## Your goal
Look through the data below. Collect every line where the word "Forschungsgemeinschaft" occurs.

## Dataset records
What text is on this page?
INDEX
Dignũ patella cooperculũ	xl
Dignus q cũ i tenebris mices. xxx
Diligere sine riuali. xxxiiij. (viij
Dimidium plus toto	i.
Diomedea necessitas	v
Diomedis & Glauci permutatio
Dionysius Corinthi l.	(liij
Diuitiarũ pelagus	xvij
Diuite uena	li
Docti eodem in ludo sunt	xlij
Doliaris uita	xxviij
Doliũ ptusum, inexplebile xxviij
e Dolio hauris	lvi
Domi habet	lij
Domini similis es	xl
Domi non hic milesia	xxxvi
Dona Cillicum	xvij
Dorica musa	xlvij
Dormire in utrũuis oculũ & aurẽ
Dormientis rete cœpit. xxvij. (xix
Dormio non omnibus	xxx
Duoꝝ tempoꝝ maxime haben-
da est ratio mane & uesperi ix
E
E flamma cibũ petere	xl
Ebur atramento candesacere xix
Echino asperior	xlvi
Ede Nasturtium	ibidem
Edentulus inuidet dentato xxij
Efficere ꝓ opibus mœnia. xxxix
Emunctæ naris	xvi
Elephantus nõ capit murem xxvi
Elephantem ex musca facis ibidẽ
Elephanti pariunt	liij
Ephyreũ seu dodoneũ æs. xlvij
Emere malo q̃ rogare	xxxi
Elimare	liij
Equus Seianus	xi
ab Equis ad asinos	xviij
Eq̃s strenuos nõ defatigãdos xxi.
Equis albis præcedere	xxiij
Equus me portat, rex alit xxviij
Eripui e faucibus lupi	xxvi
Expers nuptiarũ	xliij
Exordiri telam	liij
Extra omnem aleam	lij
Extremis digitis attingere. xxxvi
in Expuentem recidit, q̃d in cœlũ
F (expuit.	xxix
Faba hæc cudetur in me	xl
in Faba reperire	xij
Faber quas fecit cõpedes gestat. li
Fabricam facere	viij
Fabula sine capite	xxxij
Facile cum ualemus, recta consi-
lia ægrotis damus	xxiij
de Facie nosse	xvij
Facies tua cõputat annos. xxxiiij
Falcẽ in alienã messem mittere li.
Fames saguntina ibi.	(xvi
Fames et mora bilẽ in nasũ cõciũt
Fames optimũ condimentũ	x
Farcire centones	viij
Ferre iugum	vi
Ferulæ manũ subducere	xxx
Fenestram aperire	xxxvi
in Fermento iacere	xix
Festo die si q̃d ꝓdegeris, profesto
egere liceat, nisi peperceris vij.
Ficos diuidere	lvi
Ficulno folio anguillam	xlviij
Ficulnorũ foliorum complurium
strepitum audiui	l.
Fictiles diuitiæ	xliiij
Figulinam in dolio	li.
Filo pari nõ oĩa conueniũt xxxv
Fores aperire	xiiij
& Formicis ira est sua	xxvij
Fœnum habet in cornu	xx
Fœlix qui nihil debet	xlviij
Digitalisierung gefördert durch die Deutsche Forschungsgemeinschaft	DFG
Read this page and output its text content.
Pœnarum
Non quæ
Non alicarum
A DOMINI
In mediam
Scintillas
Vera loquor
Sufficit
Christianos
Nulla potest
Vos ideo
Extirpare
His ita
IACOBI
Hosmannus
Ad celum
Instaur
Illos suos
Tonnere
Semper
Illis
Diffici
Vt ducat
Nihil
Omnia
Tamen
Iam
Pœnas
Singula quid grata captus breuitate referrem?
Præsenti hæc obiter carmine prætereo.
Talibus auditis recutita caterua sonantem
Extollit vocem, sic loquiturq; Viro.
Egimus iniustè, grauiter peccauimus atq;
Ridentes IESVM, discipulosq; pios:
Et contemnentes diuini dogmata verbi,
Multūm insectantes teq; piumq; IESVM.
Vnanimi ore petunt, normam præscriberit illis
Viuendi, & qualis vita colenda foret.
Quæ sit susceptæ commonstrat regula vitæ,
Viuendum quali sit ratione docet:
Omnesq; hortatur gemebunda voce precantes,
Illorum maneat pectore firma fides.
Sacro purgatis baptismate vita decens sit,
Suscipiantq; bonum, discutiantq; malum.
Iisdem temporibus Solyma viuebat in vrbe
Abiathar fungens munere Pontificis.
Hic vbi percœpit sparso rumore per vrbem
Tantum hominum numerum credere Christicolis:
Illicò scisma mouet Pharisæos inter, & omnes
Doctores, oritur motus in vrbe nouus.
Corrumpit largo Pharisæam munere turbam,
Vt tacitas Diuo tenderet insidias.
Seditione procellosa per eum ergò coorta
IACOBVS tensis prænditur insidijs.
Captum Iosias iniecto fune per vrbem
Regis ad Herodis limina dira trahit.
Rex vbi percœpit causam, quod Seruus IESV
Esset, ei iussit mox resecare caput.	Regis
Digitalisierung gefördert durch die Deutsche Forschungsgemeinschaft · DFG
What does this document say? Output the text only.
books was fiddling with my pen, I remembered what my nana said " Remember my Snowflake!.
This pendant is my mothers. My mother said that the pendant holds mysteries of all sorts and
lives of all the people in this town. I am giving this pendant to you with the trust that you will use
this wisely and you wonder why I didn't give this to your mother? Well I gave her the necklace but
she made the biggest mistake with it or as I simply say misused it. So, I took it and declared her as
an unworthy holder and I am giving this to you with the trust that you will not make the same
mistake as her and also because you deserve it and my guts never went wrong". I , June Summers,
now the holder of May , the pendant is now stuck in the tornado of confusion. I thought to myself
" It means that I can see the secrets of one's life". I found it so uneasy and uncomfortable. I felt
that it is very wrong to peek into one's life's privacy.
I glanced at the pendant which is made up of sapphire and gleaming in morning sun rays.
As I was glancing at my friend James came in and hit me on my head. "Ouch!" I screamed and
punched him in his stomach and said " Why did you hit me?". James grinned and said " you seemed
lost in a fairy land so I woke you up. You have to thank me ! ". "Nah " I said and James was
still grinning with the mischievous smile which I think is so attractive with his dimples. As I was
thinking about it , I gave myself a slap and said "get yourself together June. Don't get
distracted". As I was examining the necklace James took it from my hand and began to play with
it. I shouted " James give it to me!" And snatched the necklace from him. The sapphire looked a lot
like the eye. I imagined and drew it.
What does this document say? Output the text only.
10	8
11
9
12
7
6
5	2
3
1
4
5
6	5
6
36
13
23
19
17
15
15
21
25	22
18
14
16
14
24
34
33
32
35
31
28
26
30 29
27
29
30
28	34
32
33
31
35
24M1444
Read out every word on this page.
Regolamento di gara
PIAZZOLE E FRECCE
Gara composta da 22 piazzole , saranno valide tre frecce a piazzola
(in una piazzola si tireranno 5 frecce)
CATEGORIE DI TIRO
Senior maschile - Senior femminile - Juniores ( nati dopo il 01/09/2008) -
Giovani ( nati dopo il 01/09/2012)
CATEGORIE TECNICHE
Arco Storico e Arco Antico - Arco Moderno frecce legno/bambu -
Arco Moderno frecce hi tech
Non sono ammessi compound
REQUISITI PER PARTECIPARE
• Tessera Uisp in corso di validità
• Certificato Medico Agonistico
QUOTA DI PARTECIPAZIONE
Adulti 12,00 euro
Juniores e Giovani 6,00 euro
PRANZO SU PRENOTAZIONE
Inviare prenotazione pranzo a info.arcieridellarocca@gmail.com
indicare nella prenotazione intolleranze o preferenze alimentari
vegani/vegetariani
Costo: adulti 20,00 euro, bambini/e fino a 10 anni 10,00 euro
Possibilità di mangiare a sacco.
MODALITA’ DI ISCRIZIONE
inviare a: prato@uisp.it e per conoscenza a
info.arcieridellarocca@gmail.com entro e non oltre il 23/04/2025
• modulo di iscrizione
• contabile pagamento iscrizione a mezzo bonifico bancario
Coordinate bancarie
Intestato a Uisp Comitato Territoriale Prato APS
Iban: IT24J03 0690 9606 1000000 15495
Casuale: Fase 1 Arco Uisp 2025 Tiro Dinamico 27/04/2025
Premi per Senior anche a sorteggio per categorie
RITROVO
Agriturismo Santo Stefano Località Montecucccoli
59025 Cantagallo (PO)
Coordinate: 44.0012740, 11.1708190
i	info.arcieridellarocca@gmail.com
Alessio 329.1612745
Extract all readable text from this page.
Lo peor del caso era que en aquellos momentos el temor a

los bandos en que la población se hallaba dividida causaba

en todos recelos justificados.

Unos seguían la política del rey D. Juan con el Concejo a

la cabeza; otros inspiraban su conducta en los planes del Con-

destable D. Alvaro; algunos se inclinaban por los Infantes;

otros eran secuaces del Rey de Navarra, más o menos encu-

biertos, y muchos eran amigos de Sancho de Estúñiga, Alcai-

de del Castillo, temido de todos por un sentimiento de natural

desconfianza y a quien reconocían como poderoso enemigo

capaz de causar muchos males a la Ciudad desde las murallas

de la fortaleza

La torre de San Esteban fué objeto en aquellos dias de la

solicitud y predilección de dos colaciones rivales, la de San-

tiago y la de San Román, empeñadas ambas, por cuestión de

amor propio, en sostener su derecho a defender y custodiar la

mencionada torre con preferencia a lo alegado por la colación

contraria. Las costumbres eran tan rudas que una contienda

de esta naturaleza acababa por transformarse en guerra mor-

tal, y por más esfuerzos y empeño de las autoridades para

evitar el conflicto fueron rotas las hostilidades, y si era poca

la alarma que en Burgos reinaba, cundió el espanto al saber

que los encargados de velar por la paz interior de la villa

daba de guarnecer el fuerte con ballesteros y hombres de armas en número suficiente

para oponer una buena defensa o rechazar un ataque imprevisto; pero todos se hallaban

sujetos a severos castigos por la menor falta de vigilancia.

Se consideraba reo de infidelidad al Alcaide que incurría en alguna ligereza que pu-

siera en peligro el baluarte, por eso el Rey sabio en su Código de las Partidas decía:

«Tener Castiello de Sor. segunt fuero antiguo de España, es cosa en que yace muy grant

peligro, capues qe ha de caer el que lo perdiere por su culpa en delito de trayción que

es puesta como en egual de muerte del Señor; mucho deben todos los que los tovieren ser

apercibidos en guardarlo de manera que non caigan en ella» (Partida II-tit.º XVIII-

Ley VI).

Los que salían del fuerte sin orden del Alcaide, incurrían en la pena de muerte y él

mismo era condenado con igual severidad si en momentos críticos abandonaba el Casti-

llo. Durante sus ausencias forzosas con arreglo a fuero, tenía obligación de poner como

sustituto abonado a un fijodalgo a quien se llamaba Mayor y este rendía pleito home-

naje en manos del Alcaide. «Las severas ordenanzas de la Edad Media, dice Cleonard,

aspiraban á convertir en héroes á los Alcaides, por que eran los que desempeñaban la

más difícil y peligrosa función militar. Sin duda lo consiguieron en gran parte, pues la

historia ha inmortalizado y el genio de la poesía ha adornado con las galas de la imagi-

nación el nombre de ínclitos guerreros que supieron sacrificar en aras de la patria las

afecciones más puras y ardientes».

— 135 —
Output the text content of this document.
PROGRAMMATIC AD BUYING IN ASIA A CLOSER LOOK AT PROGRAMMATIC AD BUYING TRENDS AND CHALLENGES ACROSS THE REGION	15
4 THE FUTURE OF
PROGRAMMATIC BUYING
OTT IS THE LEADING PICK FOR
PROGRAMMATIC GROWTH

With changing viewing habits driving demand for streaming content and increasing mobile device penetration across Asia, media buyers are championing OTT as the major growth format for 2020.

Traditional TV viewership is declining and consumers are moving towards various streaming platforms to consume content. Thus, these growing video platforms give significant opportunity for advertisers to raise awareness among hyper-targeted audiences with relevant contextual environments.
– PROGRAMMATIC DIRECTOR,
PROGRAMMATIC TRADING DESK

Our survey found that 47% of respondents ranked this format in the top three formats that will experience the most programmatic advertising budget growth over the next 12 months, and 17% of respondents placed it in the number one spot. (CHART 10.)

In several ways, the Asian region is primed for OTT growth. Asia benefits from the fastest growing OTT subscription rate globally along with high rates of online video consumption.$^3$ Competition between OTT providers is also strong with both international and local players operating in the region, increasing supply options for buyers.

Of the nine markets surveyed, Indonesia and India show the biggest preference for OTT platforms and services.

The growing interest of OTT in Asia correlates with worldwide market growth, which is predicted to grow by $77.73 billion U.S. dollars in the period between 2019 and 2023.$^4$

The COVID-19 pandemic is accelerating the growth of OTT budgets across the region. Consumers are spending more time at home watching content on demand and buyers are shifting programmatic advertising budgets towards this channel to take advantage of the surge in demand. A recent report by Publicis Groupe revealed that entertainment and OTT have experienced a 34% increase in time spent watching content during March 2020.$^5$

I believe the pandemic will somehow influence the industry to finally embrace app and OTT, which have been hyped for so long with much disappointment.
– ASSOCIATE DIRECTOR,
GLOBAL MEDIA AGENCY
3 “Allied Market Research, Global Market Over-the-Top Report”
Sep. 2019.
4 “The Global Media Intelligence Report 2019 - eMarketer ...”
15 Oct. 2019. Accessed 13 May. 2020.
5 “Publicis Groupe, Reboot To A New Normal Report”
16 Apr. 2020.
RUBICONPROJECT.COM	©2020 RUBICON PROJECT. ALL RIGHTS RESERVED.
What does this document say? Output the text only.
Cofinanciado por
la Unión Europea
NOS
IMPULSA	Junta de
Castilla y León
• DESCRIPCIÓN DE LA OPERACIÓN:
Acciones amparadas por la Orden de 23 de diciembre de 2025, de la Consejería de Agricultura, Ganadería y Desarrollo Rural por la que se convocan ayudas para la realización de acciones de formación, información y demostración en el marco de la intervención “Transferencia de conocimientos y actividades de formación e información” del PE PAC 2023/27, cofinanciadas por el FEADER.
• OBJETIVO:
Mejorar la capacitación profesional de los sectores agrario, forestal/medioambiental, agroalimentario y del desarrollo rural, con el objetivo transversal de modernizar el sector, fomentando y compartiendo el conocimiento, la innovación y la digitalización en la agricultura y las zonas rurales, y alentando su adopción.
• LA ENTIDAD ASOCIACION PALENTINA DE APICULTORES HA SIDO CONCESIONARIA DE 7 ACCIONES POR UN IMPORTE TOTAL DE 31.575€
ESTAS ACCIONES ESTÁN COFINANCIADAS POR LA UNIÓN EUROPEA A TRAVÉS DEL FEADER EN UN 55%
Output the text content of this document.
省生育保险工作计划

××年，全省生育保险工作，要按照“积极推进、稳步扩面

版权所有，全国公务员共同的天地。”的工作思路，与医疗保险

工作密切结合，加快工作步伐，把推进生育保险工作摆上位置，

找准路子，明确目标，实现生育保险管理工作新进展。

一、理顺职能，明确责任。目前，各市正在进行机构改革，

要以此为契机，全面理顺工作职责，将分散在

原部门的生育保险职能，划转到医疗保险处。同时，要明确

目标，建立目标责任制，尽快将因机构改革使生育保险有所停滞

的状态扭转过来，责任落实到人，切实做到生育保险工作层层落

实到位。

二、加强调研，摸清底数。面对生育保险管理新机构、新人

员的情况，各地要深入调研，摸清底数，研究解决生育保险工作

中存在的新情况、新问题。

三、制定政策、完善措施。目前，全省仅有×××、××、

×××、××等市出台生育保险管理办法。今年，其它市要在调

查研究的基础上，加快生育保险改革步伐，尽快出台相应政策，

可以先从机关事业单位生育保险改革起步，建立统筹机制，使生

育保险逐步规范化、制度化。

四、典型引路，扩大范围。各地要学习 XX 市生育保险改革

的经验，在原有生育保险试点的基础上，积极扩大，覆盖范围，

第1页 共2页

## Full answer
Digitalisierung gefördert durch die Deutsche Forschungsgemeinschaft	DFG
Digitalisierung gefördert durch die Deutsche Forschungsgemeinschaft · DFG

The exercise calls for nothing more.